• Partes del ejercicio
A. Resume el fragmento del documento en dos oraciones.
B. Reescribe el tramo del fragmento del documento que va desde "Si todo sale" hasta "vaya girando fondos.", sustituyendo "crédito" por "préstamo".
C. Responde estas preguntas sobre el fragmento del documento:
(i) ¿Con quién viaja Sergio Uñac a China?
(ii) ¿Qué tasa cobrarán los chinos por el financiamiento?
(iii) ¿Cuántas personas se prevé que trabajen en la etapa de mayor contratación?

+++ Fragmento del documento

Suenan hasta graciosas las críticas en las redes sociales al gobernador Sergio Uñac por viajar a China junto al presidente Mauricio Macri. Es que no hay lógica en esos comentarios bajo ningún punto de vista, ya que el viaje implica cumplir con una obligación institucional y, al mismo tiempo, obtener un beneficio importante para la provincia. Entonces, evidentemente son fruto de la escasa capacidad que tienen algunos dirigentes peronchos para satisfacer su molestia tras haber quedado fuera del juego, gracias a su edad o a una pertenencia distinta. Ni siquiera los opositores han cuestionado el viaje, ni lo harían. Esas críticas, se puede afirmar, son la prueba más fiel de que hace falta un cambio de estilo, hecho que podría llamarse «renovación», aunque, para llegar a eso, aún falta un trecho largo.

Si todo sale como esperan, Uñac se traerá de China la aprobación del crédito por 823 millones de dólares que financiarán la construcción de El Tambolar, el cuarto dique sobre el lecho del río San Juan. Incluso la expectativa del pocitano es que antes que termine este año empiece el desembolso de fondos. La provincia ya empezó las obras con plata propia, que luego recuperará a medida que el banco chino vaya girando fondos.

Los chinos financiarán a un plazo de 20 años, con un periodo de gracia de 5 años y una tasa única por lo baja, del 3%. Actualmente hay unas 400 personas trabajando en la obra, pero esperan tomar unas 300 o 400 más este año si es que logran que llegue parte de los fondos antes de que termine este 2017. Y se prevé que en la etapa de mayor contratación, sean unas 1.500 las personas que trabajen para el emprendimiento sanjuanino.

++++++
+++ Extracto de datos

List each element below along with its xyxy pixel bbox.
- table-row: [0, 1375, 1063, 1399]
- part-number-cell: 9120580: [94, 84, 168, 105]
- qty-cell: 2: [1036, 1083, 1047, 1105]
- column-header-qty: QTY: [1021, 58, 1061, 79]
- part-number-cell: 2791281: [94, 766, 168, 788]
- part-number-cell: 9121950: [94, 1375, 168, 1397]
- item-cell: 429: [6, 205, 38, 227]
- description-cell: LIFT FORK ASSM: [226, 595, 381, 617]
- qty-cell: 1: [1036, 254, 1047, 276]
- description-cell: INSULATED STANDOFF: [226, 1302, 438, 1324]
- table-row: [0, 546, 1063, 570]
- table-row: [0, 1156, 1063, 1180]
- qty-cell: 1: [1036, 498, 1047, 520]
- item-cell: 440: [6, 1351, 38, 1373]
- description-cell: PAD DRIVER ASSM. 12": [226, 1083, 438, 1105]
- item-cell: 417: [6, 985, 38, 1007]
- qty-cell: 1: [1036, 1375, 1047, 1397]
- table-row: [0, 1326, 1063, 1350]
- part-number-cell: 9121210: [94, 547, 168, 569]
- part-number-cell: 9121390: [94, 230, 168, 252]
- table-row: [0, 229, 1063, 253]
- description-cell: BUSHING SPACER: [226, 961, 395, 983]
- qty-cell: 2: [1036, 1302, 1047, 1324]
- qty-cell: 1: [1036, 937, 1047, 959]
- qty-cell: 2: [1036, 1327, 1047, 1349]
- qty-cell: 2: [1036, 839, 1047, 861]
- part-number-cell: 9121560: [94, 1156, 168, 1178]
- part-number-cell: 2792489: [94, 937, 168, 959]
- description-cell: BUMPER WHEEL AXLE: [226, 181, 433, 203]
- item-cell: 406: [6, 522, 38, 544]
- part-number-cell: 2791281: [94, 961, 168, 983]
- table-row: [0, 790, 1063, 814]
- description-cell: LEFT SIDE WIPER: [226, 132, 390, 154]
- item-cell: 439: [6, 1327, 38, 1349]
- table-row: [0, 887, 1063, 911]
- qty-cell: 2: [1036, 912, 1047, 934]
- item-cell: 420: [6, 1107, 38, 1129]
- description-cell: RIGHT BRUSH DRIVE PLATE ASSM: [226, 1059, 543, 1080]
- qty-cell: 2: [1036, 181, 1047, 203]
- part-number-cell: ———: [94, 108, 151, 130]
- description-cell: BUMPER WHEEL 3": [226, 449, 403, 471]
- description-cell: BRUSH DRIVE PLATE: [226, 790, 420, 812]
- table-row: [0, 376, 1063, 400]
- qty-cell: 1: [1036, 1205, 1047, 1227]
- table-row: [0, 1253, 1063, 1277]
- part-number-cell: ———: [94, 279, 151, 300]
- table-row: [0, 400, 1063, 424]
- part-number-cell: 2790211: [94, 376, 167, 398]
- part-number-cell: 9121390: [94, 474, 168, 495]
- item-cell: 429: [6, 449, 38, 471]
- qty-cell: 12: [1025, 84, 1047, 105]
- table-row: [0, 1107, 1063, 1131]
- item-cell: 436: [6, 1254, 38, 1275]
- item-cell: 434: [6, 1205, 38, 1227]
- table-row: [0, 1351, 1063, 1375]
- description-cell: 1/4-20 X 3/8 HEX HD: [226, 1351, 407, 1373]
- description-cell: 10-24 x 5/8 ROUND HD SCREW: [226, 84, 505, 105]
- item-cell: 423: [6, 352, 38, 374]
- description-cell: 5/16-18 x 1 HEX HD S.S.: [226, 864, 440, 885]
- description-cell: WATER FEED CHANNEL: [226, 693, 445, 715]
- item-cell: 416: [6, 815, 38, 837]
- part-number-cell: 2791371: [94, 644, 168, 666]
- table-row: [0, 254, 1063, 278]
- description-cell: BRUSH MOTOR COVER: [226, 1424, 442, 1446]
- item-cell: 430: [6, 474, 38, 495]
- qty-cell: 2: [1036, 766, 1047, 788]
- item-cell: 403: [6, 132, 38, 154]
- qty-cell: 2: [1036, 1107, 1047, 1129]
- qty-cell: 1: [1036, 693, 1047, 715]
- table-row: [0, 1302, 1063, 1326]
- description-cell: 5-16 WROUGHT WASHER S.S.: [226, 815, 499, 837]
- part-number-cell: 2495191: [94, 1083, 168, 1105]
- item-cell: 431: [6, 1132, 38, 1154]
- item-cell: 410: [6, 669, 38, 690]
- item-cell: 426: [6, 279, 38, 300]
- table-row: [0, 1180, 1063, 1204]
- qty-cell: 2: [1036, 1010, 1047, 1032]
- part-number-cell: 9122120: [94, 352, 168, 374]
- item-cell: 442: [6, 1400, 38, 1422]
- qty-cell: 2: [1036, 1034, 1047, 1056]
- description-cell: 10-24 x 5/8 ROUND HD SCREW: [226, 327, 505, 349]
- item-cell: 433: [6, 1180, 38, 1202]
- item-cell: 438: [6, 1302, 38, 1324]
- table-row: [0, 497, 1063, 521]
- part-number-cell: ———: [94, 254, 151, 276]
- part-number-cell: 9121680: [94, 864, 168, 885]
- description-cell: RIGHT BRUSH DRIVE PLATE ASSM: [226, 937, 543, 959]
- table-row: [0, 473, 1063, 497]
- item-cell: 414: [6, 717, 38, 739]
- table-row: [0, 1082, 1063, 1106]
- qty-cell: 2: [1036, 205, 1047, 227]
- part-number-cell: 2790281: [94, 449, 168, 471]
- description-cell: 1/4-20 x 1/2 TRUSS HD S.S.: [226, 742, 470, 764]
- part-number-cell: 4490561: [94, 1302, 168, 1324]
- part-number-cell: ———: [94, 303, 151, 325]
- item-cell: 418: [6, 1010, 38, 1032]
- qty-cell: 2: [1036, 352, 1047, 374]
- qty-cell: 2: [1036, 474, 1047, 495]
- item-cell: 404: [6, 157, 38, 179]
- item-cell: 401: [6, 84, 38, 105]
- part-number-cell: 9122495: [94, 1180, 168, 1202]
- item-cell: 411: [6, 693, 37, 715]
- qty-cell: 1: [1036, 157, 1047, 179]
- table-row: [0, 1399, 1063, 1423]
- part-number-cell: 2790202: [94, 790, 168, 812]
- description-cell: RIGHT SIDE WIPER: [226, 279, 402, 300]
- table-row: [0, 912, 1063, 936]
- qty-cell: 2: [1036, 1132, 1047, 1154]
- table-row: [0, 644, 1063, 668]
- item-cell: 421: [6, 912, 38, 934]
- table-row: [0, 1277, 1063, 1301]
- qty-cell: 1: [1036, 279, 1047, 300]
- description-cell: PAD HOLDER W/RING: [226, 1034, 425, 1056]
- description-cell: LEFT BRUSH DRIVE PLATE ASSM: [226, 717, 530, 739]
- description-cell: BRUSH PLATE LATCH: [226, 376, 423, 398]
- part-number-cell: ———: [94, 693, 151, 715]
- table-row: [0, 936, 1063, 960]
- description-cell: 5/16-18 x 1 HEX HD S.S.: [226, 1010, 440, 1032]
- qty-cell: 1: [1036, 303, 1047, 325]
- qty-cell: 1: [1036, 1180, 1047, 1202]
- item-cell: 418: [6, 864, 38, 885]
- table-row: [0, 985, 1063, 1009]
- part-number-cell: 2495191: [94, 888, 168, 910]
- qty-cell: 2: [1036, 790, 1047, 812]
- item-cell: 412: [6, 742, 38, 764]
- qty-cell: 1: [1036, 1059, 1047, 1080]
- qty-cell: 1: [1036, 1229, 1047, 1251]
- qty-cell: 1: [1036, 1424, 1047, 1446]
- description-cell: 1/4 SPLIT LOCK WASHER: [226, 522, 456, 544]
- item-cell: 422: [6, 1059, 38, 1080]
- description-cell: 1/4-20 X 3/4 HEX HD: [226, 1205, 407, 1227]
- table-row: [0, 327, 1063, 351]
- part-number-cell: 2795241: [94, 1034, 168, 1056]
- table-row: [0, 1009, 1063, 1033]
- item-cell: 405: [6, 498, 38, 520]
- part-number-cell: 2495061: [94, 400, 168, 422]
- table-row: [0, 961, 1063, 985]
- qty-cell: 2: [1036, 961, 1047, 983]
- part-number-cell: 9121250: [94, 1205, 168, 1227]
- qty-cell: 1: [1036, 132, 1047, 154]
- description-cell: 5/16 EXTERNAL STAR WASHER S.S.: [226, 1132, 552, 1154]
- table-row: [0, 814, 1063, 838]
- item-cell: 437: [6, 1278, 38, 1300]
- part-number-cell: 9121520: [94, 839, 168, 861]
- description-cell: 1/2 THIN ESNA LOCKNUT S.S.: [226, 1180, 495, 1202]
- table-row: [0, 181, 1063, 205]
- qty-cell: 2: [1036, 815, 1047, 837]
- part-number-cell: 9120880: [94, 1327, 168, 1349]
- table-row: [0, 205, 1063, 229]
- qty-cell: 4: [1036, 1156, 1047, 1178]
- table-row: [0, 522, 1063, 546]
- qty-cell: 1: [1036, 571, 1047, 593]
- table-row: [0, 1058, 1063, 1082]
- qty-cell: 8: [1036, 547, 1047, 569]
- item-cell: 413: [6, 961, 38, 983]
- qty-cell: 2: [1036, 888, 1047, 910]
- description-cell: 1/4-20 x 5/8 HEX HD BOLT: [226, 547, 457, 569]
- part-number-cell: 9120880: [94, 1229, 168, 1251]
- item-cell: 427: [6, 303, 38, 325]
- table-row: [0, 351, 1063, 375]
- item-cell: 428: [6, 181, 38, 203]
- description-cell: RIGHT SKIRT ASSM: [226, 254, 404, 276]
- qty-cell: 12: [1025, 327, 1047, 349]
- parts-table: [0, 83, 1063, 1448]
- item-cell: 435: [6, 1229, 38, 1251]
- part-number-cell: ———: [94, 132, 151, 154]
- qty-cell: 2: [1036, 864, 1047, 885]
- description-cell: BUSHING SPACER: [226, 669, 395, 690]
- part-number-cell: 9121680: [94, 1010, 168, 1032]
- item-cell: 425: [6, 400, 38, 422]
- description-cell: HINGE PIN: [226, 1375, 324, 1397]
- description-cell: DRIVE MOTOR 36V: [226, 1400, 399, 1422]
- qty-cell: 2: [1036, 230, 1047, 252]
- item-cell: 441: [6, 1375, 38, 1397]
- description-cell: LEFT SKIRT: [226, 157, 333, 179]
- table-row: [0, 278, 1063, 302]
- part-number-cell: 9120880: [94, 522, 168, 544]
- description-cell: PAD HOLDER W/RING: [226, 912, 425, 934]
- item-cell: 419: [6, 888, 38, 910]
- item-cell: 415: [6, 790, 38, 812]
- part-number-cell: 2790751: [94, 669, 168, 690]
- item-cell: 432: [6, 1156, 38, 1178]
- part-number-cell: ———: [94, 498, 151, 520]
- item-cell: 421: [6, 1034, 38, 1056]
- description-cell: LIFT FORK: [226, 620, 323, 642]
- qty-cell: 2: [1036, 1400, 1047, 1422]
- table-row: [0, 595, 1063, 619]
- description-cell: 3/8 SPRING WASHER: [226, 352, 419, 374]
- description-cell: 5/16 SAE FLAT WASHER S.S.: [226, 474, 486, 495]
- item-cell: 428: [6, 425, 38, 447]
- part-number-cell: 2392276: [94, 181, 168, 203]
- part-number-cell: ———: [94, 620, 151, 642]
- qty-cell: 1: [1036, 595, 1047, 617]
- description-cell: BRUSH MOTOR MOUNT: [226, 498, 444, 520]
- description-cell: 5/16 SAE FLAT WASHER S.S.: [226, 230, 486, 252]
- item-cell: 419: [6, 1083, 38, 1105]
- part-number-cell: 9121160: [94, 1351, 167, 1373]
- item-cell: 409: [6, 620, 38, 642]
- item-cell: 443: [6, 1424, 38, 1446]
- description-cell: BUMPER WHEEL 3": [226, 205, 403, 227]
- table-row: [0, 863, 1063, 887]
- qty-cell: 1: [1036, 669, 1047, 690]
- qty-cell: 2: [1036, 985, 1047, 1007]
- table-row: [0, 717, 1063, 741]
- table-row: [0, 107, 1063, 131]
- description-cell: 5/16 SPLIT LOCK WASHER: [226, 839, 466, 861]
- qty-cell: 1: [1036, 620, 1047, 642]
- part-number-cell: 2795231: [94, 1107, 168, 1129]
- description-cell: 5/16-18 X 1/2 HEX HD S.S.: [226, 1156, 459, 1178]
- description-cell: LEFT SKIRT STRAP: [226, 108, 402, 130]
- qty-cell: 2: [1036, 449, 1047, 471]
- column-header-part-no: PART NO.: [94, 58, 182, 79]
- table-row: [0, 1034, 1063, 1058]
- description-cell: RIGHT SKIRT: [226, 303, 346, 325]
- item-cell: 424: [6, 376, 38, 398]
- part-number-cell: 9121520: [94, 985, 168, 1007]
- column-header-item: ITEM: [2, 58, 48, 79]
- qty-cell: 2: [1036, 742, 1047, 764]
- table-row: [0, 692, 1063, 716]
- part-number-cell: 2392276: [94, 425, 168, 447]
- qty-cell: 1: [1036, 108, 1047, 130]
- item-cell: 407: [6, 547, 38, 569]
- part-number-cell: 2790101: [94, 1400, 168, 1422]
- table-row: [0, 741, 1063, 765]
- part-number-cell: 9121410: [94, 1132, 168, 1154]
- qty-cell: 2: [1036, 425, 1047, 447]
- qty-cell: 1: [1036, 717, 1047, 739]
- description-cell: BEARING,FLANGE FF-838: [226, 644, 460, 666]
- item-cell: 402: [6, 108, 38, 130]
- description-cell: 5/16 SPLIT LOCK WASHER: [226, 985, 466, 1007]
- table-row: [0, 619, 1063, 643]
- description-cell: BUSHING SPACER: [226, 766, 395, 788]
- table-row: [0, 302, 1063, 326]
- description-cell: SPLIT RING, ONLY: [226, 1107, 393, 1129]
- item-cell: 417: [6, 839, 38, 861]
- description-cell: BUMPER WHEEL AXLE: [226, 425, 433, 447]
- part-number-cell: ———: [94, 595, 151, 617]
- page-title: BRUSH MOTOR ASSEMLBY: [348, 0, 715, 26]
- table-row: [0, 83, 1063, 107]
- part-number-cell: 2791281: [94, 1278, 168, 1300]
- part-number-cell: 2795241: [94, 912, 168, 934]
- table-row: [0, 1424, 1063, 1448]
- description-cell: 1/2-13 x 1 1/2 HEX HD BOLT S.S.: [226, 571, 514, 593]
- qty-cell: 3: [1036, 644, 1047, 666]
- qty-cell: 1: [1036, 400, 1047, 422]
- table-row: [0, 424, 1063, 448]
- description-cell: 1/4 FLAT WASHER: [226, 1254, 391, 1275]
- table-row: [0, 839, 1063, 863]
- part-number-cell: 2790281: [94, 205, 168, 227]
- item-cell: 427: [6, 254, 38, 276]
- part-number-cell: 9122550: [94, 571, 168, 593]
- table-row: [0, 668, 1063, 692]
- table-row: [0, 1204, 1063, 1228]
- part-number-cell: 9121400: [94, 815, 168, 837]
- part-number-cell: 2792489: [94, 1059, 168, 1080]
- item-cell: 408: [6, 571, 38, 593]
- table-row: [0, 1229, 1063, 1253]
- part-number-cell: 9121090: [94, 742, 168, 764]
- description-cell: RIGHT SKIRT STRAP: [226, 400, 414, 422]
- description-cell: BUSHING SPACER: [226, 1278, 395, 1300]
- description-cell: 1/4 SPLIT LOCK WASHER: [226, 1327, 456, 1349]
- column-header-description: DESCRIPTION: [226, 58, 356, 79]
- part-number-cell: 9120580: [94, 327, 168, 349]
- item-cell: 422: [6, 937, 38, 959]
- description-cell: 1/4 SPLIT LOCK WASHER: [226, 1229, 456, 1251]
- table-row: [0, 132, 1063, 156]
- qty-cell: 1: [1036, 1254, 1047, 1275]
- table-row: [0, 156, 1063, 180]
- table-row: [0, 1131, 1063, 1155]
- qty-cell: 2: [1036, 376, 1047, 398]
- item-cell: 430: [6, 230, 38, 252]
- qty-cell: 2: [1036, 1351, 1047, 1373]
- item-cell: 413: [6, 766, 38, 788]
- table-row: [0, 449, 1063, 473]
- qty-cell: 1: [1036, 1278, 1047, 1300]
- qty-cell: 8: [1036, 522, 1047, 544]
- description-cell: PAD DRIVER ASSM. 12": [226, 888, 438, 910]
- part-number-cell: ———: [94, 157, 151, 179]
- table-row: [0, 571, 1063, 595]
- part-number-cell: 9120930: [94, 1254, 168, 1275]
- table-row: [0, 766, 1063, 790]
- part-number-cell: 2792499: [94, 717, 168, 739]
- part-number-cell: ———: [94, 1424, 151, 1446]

++++++

• Respuestas por ítem
A. Las críticas en redes sociales al gobernador Sergio Uñac por viajar a China con el presidente Mauricio Macri se consideran ilógicas, porque el viaje cumple una obligación institucional y aporta un beneficio importante a la provincia. Uñac espera conseguir allí la aprobación de un crédito de 823 millones de dólares, a 20 años y con una tasa del 3%, para construir El Tambolar, el cuarto dique sobre el río San Juan, en cuya obra ya trabajan unas 400 personas.

B.
Si todo sale como esperan, Uñac se traerá de China la aprobación del préstamo por 823 millones de dólares que financiarán la construcción de El Tambolar, el cuarto dique sobre el lecho del río San Juan. Incluso la expectativa del pocitano es que antes que termine este año empiece el desembolso de fondos. La provincia ya empezó las obras con plata propia, que luego recuperará a medida que el banco chino vaya girando fondos.

C.
(i) Con el presidente Mauricio Macri.
(ii) Una tasa del 3%.
(iii) Unas 1.500 personas.